Items from a data source:
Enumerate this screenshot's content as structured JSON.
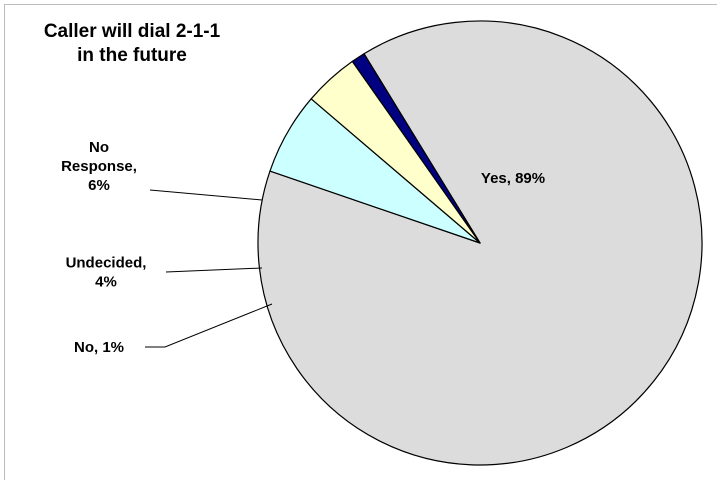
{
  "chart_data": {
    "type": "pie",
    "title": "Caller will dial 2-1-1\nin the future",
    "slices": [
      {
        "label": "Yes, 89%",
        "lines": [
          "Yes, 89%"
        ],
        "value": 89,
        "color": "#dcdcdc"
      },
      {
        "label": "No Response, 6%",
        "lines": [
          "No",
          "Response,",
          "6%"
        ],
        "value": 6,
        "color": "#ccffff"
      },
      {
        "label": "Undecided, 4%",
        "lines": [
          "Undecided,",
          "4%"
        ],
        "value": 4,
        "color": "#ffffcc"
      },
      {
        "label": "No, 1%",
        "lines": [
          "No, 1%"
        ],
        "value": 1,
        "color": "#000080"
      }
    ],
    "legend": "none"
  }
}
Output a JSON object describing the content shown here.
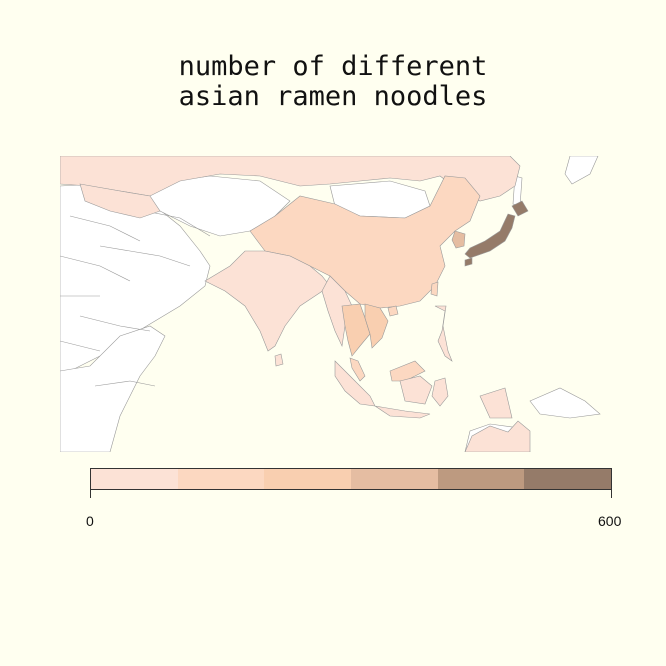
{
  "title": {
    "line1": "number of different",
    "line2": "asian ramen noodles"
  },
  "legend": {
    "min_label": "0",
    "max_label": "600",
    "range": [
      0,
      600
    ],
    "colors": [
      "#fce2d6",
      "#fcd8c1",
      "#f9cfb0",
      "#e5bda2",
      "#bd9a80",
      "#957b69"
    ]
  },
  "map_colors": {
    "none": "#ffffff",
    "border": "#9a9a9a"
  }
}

--

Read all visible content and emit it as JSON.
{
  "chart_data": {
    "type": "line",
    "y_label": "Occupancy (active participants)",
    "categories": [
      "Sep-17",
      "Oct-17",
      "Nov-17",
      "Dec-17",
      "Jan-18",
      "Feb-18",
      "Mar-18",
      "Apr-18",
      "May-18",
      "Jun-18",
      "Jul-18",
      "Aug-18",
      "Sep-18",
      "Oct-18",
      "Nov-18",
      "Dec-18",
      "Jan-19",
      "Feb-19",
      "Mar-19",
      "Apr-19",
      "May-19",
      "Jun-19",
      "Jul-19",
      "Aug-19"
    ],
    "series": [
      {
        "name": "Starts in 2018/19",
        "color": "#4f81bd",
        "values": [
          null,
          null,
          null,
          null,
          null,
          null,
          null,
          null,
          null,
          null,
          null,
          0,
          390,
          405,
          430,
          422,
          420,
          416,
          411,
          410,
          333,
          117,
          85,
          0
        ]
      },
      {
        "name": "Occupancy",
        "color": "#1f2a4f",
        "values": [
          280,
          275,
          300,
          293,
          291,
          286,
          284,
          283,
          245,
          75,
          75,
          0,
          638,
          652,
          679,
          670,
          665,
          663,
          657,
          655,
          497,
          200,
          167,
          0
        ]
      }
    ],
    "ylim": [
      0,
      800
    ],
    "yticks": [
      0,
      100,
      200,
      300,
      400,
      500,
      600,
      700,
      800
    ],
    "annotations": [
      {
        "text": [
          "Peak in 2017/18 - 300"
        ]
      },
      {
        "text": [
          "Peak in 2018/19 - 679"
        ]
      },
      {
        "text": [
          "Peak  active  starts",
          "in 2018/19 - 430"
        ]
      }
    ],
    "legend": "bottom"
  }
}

- Exercise: Tally up the lines with the word "name" in them, and answer with that number by itself.

- Task answer: 2